_Written task_
Please write out the material below exactly as given.

_Data for this task_
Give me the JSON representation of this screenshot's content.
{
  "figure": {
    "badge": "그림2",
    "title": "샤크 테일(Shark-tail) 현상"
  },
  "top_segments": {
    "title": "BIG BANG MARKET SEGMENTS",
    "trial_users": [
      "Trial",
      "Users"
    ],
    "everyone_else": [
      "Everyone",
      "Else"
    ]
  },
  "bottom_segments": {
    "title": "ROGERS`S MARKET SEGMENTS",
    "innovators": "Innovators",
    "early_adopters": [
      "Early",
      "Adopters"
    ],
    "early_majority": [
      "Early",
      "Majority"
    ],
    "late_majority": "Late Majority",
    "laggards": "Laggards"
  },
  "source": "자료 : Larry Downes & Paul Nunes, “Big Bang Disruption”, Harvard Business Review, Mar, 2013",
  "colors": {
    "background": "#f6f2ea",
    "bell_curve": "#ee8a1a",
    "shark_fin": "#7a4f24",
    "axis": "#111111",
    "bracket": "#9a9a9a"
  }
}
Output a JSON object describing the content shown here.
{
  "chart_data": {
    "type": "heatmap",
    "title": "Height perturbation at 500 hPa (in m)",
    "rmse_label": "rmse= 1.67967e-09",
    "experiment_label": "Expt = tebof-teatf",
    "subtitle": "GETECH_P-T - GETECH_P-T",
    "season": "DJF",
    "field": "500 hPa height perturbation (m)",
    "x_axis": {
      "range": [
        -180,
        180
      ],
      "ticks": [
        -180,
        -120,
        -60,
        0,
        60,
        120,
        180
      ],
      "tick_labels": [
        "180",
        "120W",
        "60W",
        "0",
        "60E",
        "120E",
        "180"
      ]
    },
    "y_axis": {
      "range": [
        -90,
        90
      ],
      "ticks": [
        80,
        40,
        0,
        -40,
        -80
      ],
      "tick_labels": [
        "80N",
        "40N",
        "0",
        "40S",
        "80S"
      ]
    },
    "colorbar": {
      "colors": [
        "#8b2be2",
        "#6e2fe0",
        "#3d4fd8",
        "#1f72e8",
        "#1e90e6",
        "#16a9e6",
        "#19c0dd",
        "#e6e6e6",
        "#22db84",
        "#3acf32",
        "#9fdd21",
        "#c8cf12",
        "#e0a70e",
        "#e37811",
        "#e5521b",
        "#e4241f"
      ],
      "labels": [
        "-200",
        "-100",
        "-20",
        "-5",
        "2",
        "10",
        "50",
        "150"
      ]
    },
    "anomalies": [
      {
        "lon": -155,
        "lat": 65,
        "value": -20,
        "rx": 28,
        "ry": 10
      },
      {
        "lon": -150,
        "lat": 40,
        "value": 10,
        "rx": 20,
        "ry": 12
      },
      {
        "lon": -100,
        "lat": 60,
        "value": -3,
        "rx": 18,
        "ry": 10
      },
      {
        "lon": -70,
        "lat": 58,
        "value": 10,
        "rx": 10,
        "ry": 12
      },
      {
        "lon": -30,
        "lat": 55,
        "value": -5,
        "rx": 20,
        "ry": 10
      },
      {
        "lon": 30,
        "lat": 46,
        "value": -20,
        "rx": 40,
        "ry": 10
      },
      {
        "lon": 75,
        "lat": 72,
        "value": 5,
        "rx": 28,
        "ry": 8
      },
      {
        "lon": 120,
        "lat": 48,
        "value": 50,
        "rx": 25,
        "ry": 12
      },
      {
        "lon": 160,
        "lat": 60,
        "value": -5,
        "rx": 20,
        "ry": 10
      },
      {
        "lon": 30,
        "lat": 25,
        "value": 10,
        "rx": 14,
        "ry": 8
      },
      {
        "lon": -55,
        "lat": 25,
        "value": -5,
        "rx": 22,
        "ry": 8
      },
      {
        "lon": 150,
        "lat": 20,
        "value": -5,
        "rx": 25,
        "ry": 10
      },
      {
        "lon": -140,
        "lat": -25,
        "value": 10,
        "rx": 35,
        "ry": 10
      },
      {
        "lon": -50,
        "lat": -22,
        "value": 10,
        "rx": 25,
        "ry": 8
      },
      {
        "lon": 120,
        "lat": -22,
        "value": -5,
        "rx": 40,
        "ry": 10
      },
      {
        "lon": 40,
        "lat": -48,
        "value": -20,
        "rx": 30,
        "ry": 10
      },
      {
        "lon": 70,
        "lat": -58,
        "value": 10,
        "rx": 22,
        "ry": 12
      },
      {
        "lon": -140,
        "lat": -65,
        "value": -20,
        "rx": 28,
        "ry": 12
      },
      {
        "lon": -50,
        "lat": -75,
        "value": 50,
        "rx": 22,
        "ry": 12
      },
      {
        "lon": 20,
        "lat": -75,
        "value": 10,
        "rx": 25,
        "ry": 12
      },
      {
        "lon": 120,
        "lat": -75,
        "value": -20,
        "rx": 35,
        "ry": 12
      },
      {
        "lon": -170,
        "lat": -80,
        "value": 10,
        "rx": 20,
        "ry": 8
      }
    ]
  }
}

_Full solution_
Give me the JSON representation of this screenshot's content.
{
  "figure": {
    "badge": "그림2",
    "title": "샤크 테일(Shark-tail) 현상"
  },
  "top_segments": {
    "title": "BIG BANG MARKET SEGMENTS",
    "trial_users": [
      "Trial",
      "Users"
    ],
    "everyone_else": [
      "Everyone",
      "Else"
    ]
  },
  "bottom_segments": {
    "title": "ROGERS`S MARKET SEGMENTS",
    "innovators": "Innovators",
    "early_adopters": [
      "Early",
      "Adopters"
    ],
    "early_majority": [
      "Early",
      "Majority"
    ],
    "late_majority": "Late Majority",
    "laggards": "Laggards"
  },
  "source": "자료 : Larry Downes & Paul Nunes, “Big Bang Disruption”, Harvard Business Review, Mar, 2013",
  "colors": {
    "background": "#f6f2ea",
    "bell_curve": "#ee8a1a",
    "shark_fin": "#7a4f24",
    "axis": "#111111",
    "bracket": "#9a9a9a"
  }
}
Output a JSON object describing the content shown here.
{
  "chart_data": {
    "type": "heatmap",
    "title": "Height perturbation at 500 hPa (in m)",
    "rmse_label": "rmse= 1.67967e-09",
    "experiment_label": "Expt = tebof-teatf",
    "subtitle": "GETECH_P-T - GETECH_P-T",
    "season": "DJF",
    "field": "500 hPa height perturbation (m)",
    "x_axis": {
      "range": [
        -180,
        180
      ],
      "ticks": [
        -180,
        -120,
        -60,
        0,
        60,
        120,
        180
      ],
      "tick_labels": [
        "180",
        "120W",
        "60W",
        "0",
        "60E",
        "120E",
        "180"
      ]
    },
    "y_axis": {
      "range": [
        -90,
        90
      ],
      "ticks": [
        80,
        40,
        0,
        -40,
        -80
      ],
      "tick_labels": [
        "80N",
        "40N",
        "0",
        "40S",
        "80S"
      ]
    },
    "colorbar": {
      "colors": [
        "#8b2be2",
        "#6e2fe0",
        "#3d4fd8",
        "#1f72e8",
        "#1e90e6",
        "#16a9e6",
        "#19c0dd",
        "#e6e6e6",
        "#22db84",
        "#3acf32",
        "#9fdd21",
        "#c8cf12",
        "#e0a70e",
        "#e37811",
        "#e5521b",
        "#e4241f"
      ],
      "labels": [
        "-200",
        "-100",
        "-20",
        "-5",
        "2",
        "10",
        "50",
        "150"
      ]
    },
    "anomalies": [
      {
        "lon": -155,
        "lat": 65,
        "value": -20,
        "rx": 28,
        "ry": 10
      },
      {
        "lon": -150,
        "lat": 40,
        "value": 10,
        "rx": 20,
        "ry": 12
      },
      {
        "lon": -100,
        "lat": 60,
        "value": -3,
        "rx": 18,
        "ry": 10
      },
      {
        "lon": -70,
        "lat": 58,
        "value": 10,
        "rx": 10,
        "ry": 12
      },
      {
        "lon": -30,
        "lat": 55,
        "value": -5,
        "rx": 20,
        "ry": 10
      },
      {
        "lon": 30,
        "lat": 46,
        "value": -20,
        "rx": 40,
        "ry": 10
      },
      {
        "lon": 75,
        "lat": 72,
        "value": 5,
        "rx": 28,
        "ry": 8
      },
      {
        "lon": 120,
        "lat": 48,
        "value": 50,
        "rx": 25,
        "ry": 12
      },
      {
        "lon": 160,
        "lat": 60,
        "value": -5,
        "rx": 20,
        "ry": 10
      },
      {
        "lon": 30,
        "lat": 25,
        "value": 10,
        "rx": 14,
        "ry": 8
      },
      {
        "lon": -55,
        "lat": 25,
        "value": -5,
        "rx": 22,
        "ry": 8
      },
      {
        "lon": 150,
        "lat": 20,
        "value": -5,
        "rx": 25,
        "ry": 10
      },
      {
        "lon": -140,
        "lat": -25,
        "value": 10,
        "rx": 35,
        "ry": 10
      },
      {
        "lon": -50,
        "lat": -22,
        "value": 10,
        "rx": 25,
        "ry": 8
      },
      {
        "lon": 120,
        "lat": -22,
        "value": -5,
        "rx": 40,
        "ry": 10
      },
      {
        "lon": 40,
        "lat": -48,
        "value": -20,
        "rx": 30,
        "ry": 10
      },
      {
        "lon": 70,
        "lat": -58,
        "value": 10,
        "rx": 22,
        "ry": 12
      },
      {
        "lon": -140,
        "lat": -65,
        "value": -20,
        "rx": 28,
        "ry": 12
      },
      {
        "lon": -50,
        "lat": -75,
        "value": 50,
        "rx": 22,
        "ry": 12
      },
      {
        "lon": 20,
        "lat": -75,
        "value": 10,
        "rx": 25,
        "ry": 12
      },
      {
        "lon": 120,
        "lat": -75,
        "value": -20,
        "rx": 35,
        "ry": 12
      },
      {
        "lon": -170,
        "lat": -80,
        "value": 10,
        "rx": 20,
        "ry": 8
      }
    ]
  }
}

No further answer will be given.